# [Work to do]
Go through the entries below, tally each line with the string "JSON", and give the final number by itself.

# [Available data]
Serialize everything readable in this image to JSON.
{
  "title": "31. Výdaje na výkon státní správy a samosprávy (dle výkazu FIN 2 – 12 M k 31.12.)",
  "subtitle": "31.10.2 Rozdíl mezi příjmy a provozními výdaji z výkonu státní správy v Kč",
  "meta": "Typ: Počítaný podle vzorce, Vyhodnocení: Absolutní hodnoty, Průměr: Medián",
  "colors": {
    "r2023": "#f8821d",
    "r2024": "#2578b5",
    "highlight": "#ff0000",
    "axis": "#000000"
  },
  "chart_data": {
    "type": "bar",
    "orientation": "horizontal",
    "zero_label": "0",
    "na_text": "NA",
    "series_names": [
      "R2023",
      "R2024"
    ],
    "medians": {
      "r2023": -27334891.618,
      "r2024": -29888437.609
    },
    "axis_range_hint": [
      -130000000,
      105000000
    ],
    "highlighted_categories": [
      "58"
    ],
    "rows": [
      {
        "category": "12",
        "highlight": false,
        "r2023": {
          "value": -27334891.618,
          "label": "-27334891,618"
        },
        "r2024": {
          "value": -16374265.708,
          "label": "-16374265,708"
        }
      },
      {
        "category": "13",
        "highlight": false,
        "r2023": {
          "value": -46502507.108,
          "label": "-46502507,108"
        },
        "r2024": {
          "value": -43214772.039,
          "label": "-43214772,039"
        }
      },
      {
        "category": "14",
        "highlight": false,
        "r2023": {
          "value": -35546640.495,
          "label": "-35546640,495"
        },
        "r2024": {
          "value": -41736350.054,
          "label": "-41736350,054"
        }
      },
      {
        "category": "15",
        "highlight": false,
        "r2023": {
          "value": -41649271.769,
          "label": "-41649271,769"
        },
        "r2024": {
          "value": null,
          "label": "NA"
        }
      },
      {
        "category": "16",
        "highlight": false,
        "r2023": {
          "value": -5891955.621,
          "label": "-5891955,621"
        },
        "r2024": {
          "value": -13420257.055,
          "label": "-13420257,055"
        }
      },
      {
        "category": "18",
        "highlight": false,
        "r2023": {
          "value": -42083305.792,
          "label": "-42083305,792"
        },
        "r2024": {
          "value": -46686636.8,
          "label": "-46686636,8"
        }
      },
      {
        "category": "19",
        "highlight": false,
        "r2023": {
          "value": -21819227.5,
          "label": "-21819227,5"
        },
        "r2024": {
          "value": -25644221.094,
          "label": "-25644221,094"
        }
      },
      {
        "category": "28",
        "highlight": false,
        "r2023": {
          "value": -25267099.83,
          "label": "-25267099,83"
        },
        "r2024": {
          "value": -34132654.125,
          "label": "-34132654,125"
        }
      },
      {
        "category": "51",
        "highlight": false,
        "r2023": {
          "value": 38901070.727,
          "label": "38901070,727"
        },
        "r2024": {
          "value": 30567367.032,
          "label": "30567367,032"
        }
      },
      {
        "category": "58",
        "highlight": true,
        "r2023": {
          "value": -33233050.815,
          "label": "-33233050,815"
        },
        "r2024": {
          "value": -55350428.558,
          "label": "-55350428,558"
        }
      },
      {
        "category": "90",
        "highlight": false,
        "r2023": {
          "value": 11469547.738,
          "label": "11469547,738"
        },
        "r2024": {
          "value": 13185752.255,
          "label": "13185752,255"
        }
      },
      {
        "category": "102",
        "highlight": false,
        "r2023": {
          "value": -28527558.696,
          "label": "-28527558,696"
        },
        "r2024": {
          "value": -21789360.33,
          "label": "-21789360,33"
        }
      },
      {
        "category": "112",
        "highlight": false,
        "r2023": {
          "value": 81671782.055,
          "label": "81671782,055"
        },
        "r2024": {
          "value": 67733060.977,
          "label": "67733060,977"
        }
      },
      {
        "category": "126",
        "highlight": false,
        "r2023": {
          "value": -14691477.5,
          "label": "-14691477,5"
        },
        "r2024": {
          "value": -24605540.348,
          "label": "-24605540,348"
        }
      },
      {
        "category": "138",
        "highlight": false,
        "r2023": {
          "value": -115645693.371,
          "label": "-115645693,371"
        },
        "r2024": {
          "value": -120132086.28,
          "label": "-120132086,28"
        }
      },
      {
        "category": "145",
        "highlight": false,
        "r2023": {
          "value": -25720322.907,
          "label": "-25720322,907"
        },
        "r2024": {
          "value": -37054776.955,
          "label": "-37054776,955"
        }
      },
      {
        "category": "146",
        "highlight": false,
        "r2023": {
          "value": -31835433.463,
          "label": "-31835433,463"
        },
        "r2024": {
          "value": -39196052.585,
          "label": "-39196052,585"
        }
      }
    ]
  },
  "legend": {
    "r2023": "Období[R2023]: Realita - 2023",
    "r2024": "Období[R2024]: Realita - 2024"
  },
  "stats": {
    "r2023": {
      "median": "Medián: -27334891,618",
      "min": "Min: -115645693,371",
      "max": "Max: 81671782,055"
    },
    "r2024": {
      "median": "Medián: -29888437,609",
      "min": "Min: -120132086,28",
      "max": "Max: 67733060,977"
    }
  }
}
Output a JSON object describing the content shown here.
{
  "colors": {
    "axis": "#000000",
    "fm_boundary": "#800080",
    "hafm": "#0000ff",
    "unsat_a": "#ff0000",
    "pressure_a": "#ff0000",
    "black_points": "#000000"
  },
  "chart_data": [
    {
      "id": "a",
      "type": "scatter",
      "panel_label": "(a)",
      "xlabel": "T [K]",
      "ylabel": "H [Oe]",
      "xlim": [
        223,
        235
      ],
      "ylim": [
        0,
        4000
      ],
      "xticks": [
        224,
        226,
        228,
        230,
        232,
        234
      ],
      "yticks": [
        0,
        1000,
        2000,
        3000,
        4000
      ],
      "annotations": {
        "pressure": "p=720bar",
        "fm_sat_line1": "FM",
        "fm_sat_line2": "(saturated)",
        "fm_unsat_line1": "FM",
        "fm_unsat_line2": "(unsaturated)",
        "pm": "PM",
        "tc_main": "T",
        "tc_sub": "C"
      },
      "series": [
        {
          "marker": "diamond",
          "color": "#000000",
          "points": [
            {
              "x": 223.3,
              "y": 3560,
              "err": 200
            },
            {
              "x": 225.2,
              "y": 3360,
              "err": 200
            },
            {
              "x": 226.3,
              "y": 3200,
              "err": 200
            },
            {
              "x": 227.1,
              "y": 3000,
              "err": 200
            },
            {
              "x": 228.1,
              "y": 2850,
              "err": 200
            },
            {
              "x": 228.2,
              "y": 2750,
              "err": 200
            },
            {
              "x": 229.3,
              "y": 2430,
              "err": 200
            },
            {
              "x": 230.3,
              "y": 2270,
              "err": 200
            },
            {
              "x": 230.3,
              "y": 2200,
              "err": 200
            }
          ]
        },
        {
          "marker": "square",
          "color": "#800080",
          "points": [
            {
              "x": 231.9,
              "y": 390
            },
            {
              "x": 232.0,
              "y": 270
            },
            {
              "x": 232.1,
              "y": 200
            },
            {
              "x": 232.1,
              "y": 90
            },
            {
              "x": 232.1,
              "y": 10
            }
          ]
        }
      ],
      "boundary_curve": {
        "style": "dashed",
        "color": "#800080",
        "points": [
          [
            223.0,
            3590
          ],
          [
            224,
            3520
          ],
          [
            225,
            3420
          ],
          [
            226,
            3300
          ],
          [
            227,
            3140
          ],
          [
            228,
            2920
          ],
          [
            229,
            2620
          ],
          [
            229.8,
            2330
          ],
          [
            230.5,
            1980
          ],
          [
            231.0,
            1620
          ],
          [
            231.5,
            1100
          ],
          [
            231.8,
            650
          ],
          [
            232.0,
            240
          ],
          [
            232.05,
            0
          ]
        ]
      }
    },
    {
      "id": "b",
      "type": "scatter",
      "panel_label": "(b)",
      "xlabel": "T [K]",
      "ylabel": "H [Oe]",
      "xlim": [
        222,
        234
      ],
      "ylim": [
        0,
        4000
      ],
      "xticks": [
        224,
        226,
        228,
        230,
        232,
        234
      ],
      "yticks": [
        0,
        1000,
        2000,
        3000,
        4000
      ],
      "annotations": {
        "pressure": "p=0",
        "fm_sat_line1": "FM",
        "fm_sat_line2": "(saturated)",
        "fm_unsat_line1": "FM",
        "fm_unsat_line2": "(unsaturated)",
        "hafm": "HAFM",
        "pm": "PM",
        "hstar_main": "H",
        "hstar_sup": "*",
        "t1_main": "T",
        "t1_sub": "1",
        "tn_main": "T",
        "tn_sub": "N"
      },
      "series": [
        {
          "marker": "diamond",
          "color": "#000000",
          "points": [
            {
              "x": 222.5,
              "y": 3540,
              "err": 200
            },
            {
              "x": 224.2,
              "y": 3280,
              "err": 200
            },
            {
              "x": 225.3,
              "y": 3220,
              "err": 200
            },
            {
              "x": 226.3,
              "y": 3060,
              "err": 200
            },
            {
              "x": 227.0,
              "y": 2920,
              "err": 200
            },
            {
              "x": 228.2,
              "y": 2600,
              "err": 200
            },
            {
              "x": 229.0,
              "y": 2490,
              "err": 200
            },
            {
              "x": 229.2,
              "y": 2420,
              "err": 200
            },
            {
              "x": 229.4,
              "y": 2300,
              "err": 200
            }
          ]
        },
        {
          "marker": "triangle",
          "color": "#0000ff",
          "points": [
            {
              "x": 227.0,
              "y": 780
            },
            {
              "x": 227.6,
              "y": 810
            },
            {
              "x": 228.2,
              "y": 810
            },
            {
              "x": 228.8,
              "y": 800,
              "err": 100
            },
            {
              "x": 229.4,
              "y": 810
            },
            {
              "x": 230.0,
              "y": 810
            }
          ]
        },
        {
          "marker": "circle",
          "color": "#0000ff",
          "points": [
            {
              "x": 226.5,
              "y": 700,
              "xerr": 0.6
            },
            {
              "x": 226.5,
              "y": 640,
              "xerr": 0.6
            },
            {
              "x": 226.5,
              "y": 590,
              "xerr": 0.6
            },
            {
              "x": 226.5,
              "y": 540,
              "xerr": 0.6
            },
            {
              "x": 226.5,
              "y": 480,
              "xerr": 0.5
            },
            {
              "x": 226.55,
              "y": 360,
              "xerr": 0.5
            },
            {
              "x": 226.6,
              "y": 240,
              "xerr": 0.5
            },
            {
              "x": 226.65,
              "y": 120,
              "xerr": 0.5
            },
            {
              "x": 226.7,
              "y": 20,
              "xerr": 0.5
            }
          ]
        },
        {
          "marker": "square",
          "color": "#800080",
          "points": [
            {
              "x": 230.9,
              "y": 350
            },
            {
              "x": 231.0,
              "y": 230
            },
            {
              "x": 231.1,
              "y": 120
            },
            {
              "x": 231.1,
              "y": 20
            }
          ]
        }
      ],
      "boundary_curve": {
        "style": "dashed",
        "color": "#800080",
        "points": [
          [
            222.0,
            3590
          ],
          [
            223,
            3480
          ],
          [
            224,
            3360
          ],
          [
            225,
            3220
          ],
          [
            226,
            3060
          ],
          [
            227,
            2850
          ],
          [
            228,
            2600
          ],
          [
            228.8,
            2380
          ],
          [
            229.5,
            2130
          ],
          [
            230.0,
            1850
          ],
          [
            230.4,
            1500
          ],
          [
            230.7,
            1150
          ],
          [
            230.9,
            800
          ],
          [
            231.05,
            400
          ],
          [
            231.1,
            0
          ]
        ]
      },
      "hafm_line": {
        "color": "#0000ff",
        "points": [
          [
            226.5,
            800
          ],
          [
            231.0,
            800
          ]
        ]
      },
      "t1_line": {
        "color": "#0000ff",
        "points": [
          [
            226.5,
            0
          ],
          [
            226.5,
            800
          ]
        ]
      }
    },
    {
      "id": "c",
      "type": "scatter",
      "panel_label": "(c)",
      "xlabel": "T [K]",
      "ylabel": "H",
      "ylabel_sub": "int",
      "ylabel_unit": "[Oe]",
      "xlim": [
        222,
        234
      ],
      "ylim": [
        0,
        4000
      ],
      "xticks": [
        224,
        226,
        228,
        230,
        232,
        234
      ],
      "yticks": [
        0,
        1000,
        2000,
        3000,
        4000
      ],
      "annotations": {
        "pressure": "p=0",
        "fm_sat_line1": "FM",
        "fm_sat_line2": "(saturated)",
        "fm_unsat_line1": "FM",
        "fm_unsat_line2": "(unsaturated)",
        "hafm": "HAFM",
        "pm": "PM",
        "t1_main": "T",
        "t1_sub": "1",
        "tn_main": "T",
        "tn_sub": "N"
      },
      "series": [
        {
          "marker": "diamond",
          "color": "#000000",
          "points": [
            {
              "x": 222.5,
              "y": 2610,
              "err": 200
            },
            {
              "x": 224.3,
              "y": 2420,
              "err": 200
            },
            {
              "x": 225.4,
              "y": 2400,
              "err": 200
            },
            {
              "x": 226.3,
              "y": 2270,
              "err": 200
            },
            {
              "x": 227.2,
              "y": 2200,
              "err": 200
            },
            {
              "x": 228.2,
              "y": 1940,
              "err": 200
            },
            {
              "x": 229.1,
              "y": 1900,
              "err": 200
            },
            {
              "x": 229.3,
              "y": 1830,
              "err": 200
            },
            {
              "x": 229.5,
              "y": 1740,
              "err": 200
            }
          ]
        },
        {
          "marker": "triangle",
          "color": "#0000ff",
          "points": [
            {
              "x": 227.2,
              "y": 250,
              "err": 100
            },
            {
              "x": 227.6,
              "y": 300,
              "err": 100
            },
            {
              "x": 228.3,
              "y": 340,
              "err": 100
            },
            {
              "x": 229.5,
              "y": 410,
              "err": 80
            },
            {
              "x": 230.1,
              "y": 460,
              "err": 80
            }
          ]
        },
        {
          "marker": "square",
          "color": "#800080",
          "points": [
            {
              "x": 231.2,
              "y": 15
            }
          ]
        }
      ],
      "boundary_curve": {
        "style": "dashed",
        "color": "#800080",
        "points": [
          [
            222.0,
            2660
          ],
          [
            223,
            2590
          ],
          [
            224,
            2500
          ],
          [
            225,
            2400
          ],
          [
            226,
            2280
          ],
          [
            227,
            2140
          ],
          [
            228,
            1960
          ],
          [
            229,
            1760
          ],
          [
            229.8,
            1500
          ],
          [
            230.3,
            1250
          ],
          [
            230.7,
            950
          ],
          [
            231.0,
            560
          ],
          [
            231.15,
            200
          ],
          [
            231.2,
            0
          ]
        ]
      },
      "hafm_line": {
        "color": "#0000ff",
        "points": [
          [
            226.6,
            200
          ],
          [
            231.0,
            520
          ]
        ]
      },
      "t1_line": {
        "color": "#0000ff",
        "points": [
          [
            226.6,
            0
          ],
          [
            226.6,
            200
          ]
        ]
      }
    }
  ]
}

# [Result for this task]
2